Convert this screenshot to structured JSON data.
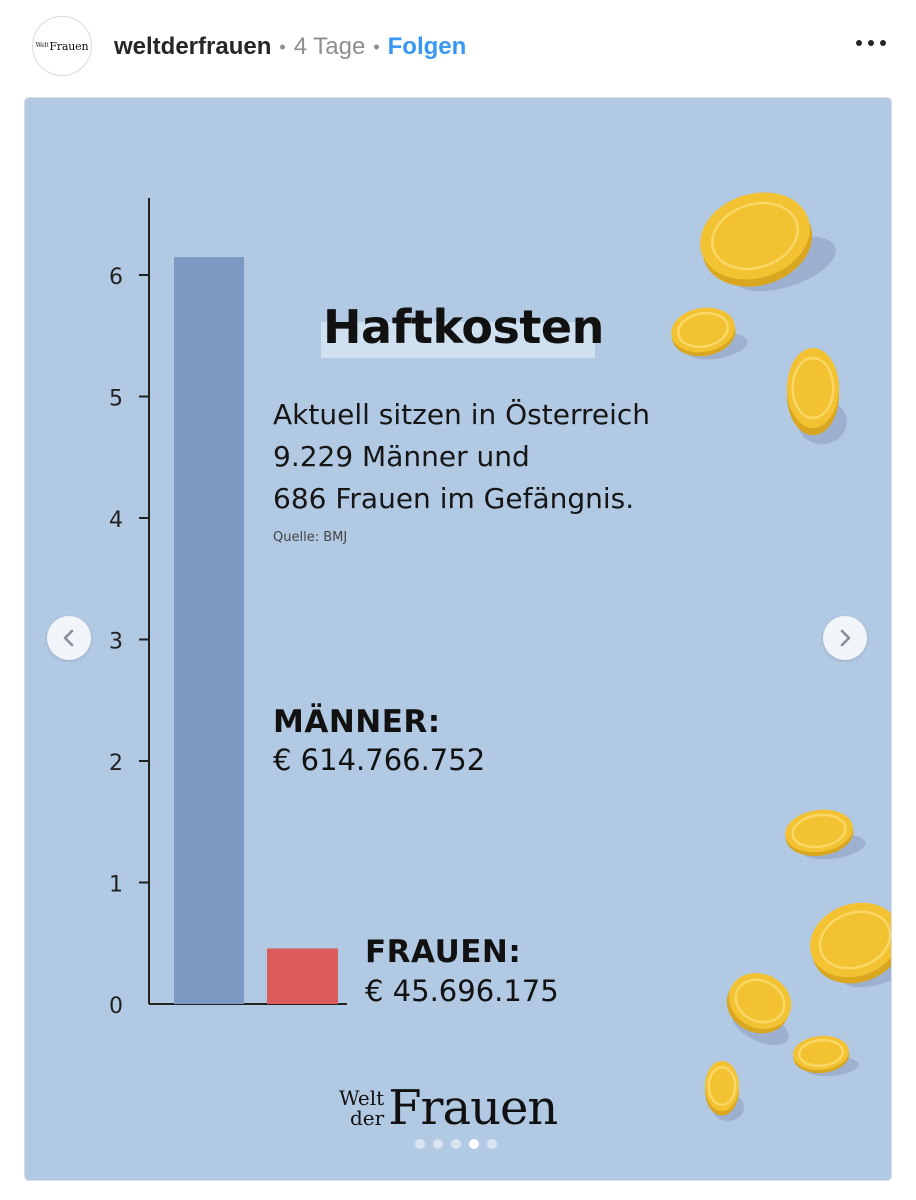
{
  "post_header": {
    "avatar_text_small": "Welt",
    "avatar_text_big": "Frauen",
    "username": "weltderfrauen",
    "separator": "•",
    "time_ago": "4 Tage",
    "follow_label": "Folgen"
  },
  "slide": {
    "title": "Haftkosten",
    "text_lines": [
      "Aktuell sitzen in Österreich",
      "9.229 Männer und",
      "686 Frauen im Gefängnis."
    ],
    "source": "Quelle: BMJ",
    "men_label": "MÄNNER:",
    "men_value": "€ 614.766.752",
    "women_label": "FRAUEN:",
    "women_value": "€ 45.696.175",
    "brand_small_1": "Welt",
    "brand_small_2": "der",
    "brand_big": "Frauen"
  },
  "carousel": {
    "slide_count": 5,
    "active_index": 3
  },
  "colors": {
    "background": "#b2c9e4",
    "men_bar": "#7b99c2",
    "women_bar": "#dc5c5c",
    "follow": "#3897f0",
    "coin": "#f2c232"
  },
  "chart_data": {
    "type": "bar",
    "categories": [
      "Männer",
      "Frauen"
    ],
    "values": [
      6.1477,
      0.457
    ],
    "ylim": [
      0,
      6.5
    ],
    "yticks": [
      0,
      1,
      2,
      3,
      4,
      5,
      6
    ],
    "grid": false,
    "legend": "none"
  }
}
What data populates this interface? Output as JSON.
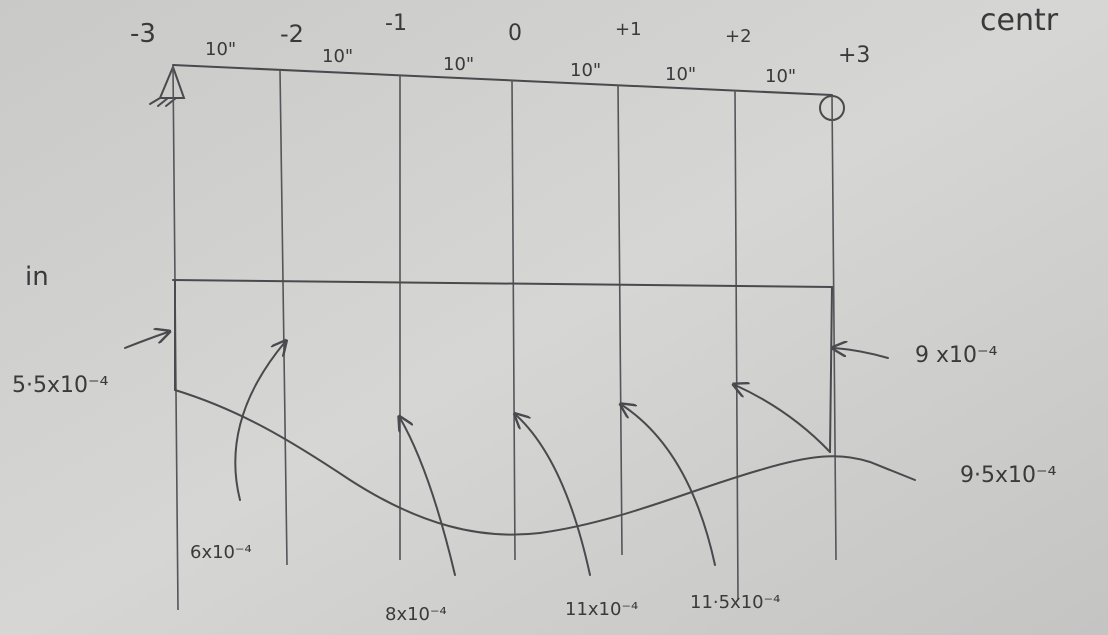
{
  "header": {
    "title": "centr"
  },
  "stations": [
    "-3",
    "-2",
    "-1",
    "0",
    "+1",
    "+2",
    "+3"
  ],
  "spacings": [
    "10\"",
    "10\"",
    "10\"",
    "10\"",
    "10\"",
    "10\""
  ],
  "unit": "in",
  "deflections": [
    "5·5x10⁻⁴",
    "6x10⁻⁴",
    "8x10⁻⁴",
    "11x10⁻⁴",
    "11·5x10⁻⁴",
    "9·5x10⁻⁴",
    "9 x10⁻⁴"
  ]
}
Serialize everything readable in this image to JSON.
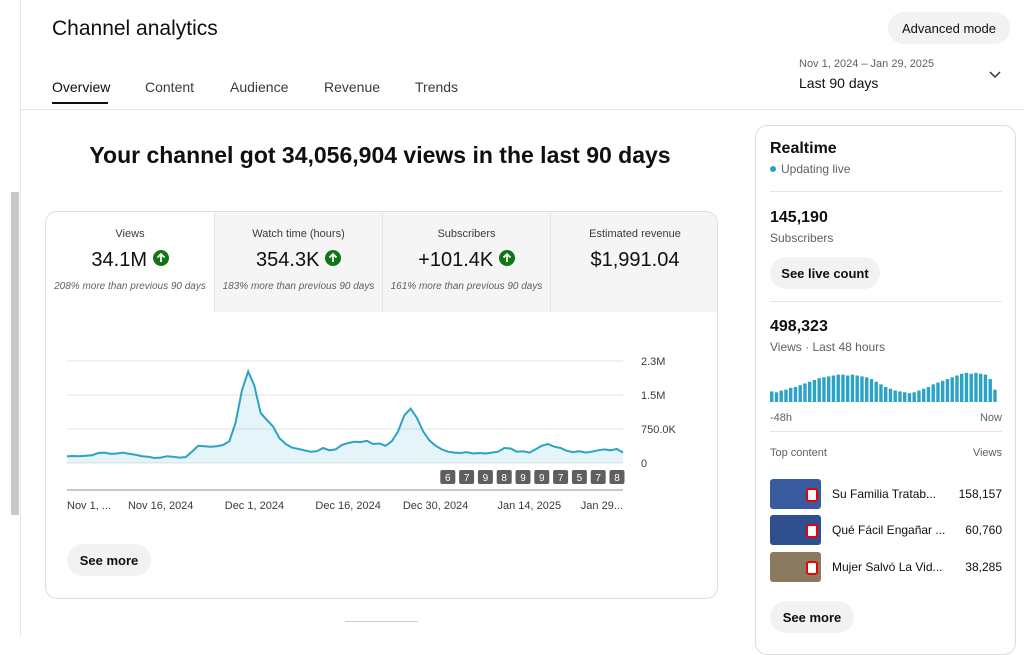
{
  "header": {
    "title": "Channel analytics",
    "advanced_button": "Advanced mode",
    "tabs": [
      "Overview",
      "Content",
      "Audience",
      "Revenue",
      "Trends"
    ],
    "date_range": "Nov 1, 2024 – Jan 29, 2025",
    "period": "Last 90 days"
  },
  "headline": "Your channel got 34,056,904 views in the last 90 days",
  "metrics": [
    {
      "label": "Views",
      "value": "34.1M",
      "note": "208% more than previous 90 days"
    },
    {
      "label": "Watch time (hours)",
      "value": "354.3K",
      "note": "183% more than previous 90 days"
    },
    {
      "label": "Subscribers",
      "value": "+101.4K",
      "note": "161% more than previous 90 days"
    },
    {
      "label": "Estimated revenue",
      "value": "$1,991.04"
    }
  ],
  "see_more": "See more",
  "chart_data": [
    {
      "type": "line",
      "color": "#2ba3c6",
      "categories": [
        "Nov 1, ...",
        null,
        null,
        null,
        null,
        null,
        null,
        null,
        null,
        null,
        null,
        null,
        null,
        null,
        null,
        "Nov 16, 2024",
        null,
        null,
        null,
        null,
        null,
        null,
        null,
        null,
        null,
        null,
        null,
        null,
        null,
        null,
        "Dec 1, 2024",
        null,
        null,
        null,
        null,
        null,
        null,
        null,
        null,
        null,
        null,
        null,
        null,
        null,
        null,
        "Dec 16, 2024",
        null,
        null,
        null,
        null,
        null,
        null,
        null,
        null,
        null,
        null,
        null,
        null,
        null,
        "Dec 30, 2024",
        null,
        null,
        null,
        null,
        null,
        null,
        null,
        null,
        null,
        null,
        null,
        null,
        null,
        null,
        "Jan 14, 2025",
        null,
        null,
        null,
        null,
        null,
        null,
        null,
        null,
        null,
        null,
        null,
        null,
        null,
        null,
        "Jan 29..."
      ],
      "values": [
        150000,
        155000,
        150000,
        160000,
        170000,
        220000,
        230000,
        200000,
        210000,
        230000,
        200000,
        180000,
        150000,
        140000,
        110000,
        120000,
        150000,
        140000,
        120000,
        130000,
        250000,
        380000,
        370000,
        360000,
        370000,
        400000,
        480000,
        900000,
        1600000,
        2020000,
        1700000,
        1100000,
        950000,
        800000,
        550000,
        420000,
        340000,
        310000,
        280000,
        250000,
        260000,
        330000,
        280000,
        300000,
        400000,
        440000,
        470000,
        460000,
        490000,
        420000,
        430000,
        380000,
        480000,
        700000,
        1050000,
        1200000,
        1000000,
        700000,
        500000,
        380000,
        300000,
        250000,
        230000,
        220000,
        240000,
        210000,
        220000,
        210000,
        230000,
        250000,
        330000,
        320000,
        250000,
        260000,
        230000,
        300000,
        380000,
        420000,
        360000,
        330000,
        270000,
        240000,
        260000,
        230000,
        250000,
        280000,
        300000,
        280000,
        310000,
        230000
      ],
      "ylim": [
        0,
        2250000
      ],
      "yticks": [
        0,
        {
          "value": 750000,
          "label": "750.0K"
        },
        {
          "value": 1500000,
          "label": "1.5M"
        },
        {
          "value": 2250000,
          "label": "2.3M"
        }
      ],
      "grid": true,
      "published_counts": [
        6,
        7,
        9,
        8,
        9,
        9,
        7,
        5,
        7,
        8
      ]
    },
    {
      "type": "bar",
      "color": "#2ba3c6",
      "x_start": "-48h",
      "x_end": "Now",
      "ylim": [
        0,
        17000
      ],
      "values": [
        6000,
        5500,
        6500,
        7000,
        8000,
        8500,
        9500,
        10500,
        11500,
        12500,
        13500,
        14000,
        14500,
        15000,
        15500,
        15500,
        15000,
        15500,
        15000,
        14500,
        14000,
        13000,
        11500,
        10000,
        8500,
        7500,
        6500,
        6000,
        5500,
        5000,
        5500,
        6500,
        7500,
        8500,
        10000,
        11000,
        12000,
        13000,
        14000,
        15000,
        16000,
        16500,
        16000,
        16500,
        16000,
        15500,
        13000,
        7000
      ]
    }
  ],
  "realtime": {
    "title": "Realtime",
    "status": "Updating live",
    "subscribers": "145,190",
    "subscribers_label": "Subscribers",
    "live_button": "See live count",
    "views": "498,323",
    "views_label": "Views · Last 48 hours",
    "top_content": "Top content",
    "views_header": "Views",
    "items": [
      {
        "title": "Su Familia Tratab...",
        "views": "158,157"
      },
      {
        "title": "Qué Fácil Engañar ...",
        "views": "60,760"
      },
      {
        "title": "Mujer Salvó La Vid...",
        "views": "38,285"
      }
    ],
    "see_more": "See more"
  }
}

--------------------------------------------------

* [Problem description]:
Write the lines above out again exactly, without any of their pictures.

* [Worked answer]:
Convert this screenshot to structured JSON data.
{
  "post_header": {
    "avatar_text_small": "Welt",
    "avatar_text_big": "Frauen",
    "username": "weltderfrauen",
    "separator": "•",
    "time_ago": "4 Tage",
    "follow_label": "Folgen"
  },
  "slide": {
    "title": "Haftkosten",
    "text_lines": [
      "Aktuell sitzen in Österreich",
      "9.229 Männer und",
      "686 Frauen im Gefängnis."
    ],
    "source": "Quelle: BMJ",
    "men_label": "MÄNNER:",
    "men_value": "€ 614.766.752",
    "women_label": "FRAUEN:",
    "women_value": "€ 45.696.175",
    "brand_small_1": "Welt",
    "brand_small_2": "der",
    "brand_big": "Frauen"
  },
  "carousel": {
    "slide_count": 5,
    "active_index": 3
  },
  "colors": {
    "background": "#b2c9e4",
    "men_bar": "#7b99c2",
    "women_bar": "#dc5c5c",
    "follow": "#3897f0",
    "coin": "#f2c232"
  },
  "chart_data": {
    "type": "bar",
    "categories": [
      "Männer",
      "Frauen"
    ],
    "values": [
      6.1477,
      0.457
    ],
    "ylim": [
      0,
      6.5
    ],
    "yticks": [
      0,
      1,
      2,
      3,
      4,
      5,
      6
    ],
    "grid": false,
    "legend": "none"
  }
}
What data populates this interface? Output as JSON.
{
  "header": {
    "title": "centr"
  },
  "stations": [
    "-3",
    "-2",
    "-1",
    "0",
    "+1",
    "+2",
    "+3"
  ],
  "spacings": [
    "10\"",
    "10\"",
    "10\"",
    "10\"",
    "10\"",
    "10\""
  ],
  "unit": "in",
  "deflections": [
    "5·5x10⁻⁴",
    "6x10⁻⁴",
    "8x10⁻⁴",
    "11x10⁻⁴",
    "11·5x10⁻⁴",
    "9·5x10⁻⁴",
    "9 x10⁻⁴"
  ]
}
Serialize everything readable in this image to JSON.
{
  "header": {
    "title": "Channel analytics",
    "advanced_button": "Advanced mode",
    "tabs": [
      "Overview",
      "Content",
      "Audience",
      "Revenue",
      "Trends"
    ],
    "date_range": "Nov 1, 2024 – Jan 29, 2025",
    "period": "Last 90 days"
  },
  "headline": "Your channel got 34,056,904 views in the last 90 days",
  "metrics": [
    {
      "label": "Views",
      "value": "34.1M",
      "note": "208% more than previous 90 days"
    },
    {
      "label": "Watch time (hours)",
      "value": "354.3K",
      "note": "183% more than previous 90 days"
    },
    {
      "label": "Subscribers",
      "value": "+101.4K",
      "note": "161% more than previous 90 days"
    },
    {
      "label": "Estimated revenue",
      "value": "$1,991.04"
    }
  ],
  "see_more": "See more",
  "chart_data": [
    {
      "type": "line",
      "color": "#2ba3c6",
      "categories": [
        "Nov 1, ...",
        null,
        null,
        null,
        null,
        null,
        null,
        null,
        null,
        null,
        null,
        null,
        null,
        null,
        null,
        "Nov 16, 2024",
        null,
        null,
        null,
        null,
        null,
        null,
        null,
        null,
        null,
        null,
        null,
        null,
        null,
        null,
        "Dec 1, 2024",
        null,
        null,
        null,
        null,
        null,
        null,
        null,
        null,
        null,
        null,
        null,
        null,
        null,
        null,
        "Dec 16, 2024",
        null,
        null,
        null,
        null,
        null,
        null,
        null,
        null,
        null,
        null,
        null,
        null,
        null,
        "Dec 30, 2024",
        null,
        null,
        null,
        null,
        null,
        null,
        null,
        null,
        null,
        null,
        null,
        null,
        null,
        null,
        "Jan 14, 2025",
        null,
        null,
        null,
        null,
        null,
        null,
        null,
        null,
        null,
        null,
        null,
        null,
        null,
        null,
        "Jan 29..."
      ],
      "values": [
        150000,
        155000,
        150000,
        160000,
        170000,
        220000,
        230000,
        200000,
        210000,
        230000,
        200000,
        180000,
        150000,
        140000,
        110000,
        120000,
        150000,
        140000,
        120000,
        130000,
        250000,
        380000,
        370000,
        360000,
        370000,
        400000,
        480000,
        900000,
        1600000,
        2020000,
        1700000,
        1100000,
        950000,
        800000,
        550000,
        420000,
        340000,
        310000,
        280000,
        250000,
        260000,
        330000,
        280000,
        300000,
        400000,
        440000,
        470000,
        460000,
        490000,
        420000,
        430000,
        380000,
        480000,
        700000,
        1050000,
        1200000,
        1000000,
        700000,
        500000,
        380000,
        300000,
        250000,
        230000,
        220000,
        240000,
        210000,
        220000,
        210000,
        230000,
        250000,
        330000,
        320000,
        250000,
        260000,
        230000,
        300000,
        380000,
        420000,
        360000,
        330000,
        270000,
        240000,
        260000,
        230000,
        250000,
        280000,
        300000,
        280000,
        310000,
        230000
      ],
      "ylim": [
        0,
        2250000
      ],
      "yticks": [
        0,
        {
          "value": 750000,
          "label": "750.0K"
        },
        {
          "value": 1500000,
          "label": "1.5M"
        },
        {
          "value": 2250000,
          "label": "2.3M"
        }
      ],
      "grid": true,
      "published_counts": [
        6,
        7,
        9,
        8,
        9,
        9,
        7,
        5,
        7,
        8
      ]
    },
    {
      "type": "bar",
      "color": "#2ba3c6",
      "x_start": "-48h",
      "x_end": "Now",
      "ylim": [
        0,
        17000
      ],
      "values": [
        6000,
        5500,
        6500,
        7000,
        8000,
        8500,
        9500,
        10500,
        11500,
        12500,
        13500,
        14000,
        14500,
        15000,
        15500,
        15500,
        15000,
        15500,
        15000,
        14500,
        14000,
        13000,
        11500,
        10000,
        8500,
        7500,
        6500,
        6000,
        5500,
        5000,
        5500,
        6500,
        7500,
        8500,
        10000,
        11000,
        12000,
        13000,
        14000,
        15000,
        16000,
        16500,
        16000,
        16500,
        16000,
        15500,
        13000,
        7000
      ]
    }
  ],
  "realtime": {
    "title": "Realtime",
    "status": "Updating live",
    "subscribers": "145,190",
    "subscribers_label": "Subscribers",
    "live_button": "See live count",
    "views": "498,323",
    "views_label": "Views · Last 48 hours",
    "top_content": "Top content",
    "views_header": "Views",
    "items": [
      {
        "title": "Su Familia Tratab...",
        "views": "158,157"
      },
      {
        "title": "Qué Fácil Engañar ...",
        "views": "60,760"
      },
      {
        "title": "Mujer Salvó La Vid...",
        "views": "38,285"
      }
    ],
    "see_more": "See more"
  }
}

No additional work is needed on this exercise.